> **Entries supplied**:
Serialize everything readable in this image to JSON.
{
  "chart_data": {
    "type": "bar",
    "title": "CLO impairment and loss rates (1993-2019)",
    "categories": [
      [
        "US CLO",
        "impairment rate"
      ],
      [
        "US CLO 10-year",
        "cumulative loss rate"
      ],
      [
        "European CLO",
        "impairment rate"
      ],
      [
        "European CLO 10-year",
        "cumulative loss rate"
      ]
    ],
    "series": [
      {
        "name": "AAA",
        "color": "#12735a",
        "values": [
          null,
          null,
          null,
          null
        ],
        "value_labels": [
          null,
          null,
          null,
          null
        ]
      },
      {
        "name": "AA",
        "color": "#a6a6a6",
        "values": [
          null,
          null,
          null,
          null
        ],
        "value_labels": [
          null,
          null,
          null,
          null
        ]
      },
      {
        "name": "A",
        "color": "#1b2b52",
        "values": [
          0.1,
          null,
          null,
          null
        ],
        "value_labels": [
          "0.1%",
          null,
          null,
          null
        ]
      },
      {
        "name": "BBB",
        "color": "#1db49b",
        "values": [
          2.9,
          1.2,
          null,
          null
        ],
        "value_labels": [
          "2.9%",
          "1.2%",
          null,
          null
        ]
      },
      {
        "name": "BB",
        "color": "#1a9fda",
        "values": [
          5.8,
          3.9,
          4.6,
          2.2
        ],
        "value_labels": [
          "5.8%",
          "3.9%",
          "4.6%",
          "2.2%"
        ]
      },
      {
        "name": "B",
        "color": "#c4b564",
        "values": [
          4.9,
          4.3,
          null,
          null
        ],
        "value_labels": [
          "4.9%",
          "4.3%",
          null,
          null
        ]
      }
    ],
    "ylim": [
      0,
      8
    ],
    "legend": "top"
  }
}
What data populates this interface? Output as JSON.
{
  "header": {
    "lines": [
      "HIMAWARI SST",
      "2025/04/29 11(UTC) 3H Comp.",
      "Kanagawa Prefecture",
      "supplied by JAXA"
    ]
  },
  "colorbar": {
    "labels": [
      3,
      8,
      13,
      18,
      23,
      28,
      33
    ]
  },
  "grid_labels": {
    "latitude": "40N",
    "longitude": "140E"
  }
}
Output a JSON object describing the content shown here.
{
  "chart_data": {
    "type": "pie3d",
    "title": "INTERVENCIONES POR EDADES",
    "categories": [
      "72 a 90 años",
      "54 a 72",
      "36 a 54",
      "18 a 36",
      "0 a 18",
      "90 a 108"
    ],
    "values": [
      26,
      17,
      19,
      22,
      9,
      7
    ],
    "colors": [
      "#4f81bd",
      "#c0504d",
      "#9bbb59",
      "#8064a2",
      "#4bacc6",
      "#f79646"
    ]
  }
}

> **Problem to work on**: Produce an exact repeat of the lines from the one containing "Output a JSON" through the last line of the data, and nothing more.

> **Correct result**:
Output a JSON object describing the content shown here.
{
  "chart_data": {
    "type": "pie3d",
    "title": "INTERVENCIONES POR EDADES",
    "categories": [
      "72 a 90 años",
      "54 a 72",
      "36 a 54",
      "18 a 36",
      "0 a 18",
      "90 a 108"
    ],
    "values": [
      26,
      17,
      19,
      22,
      9,
      7
    ],
    "colors": [
      "#4f81bd",
      "#c0504d",
      "#9bbb59",
      "#8064a2",
      "#4bacc6",
      "#f79646"
    ]
  }
}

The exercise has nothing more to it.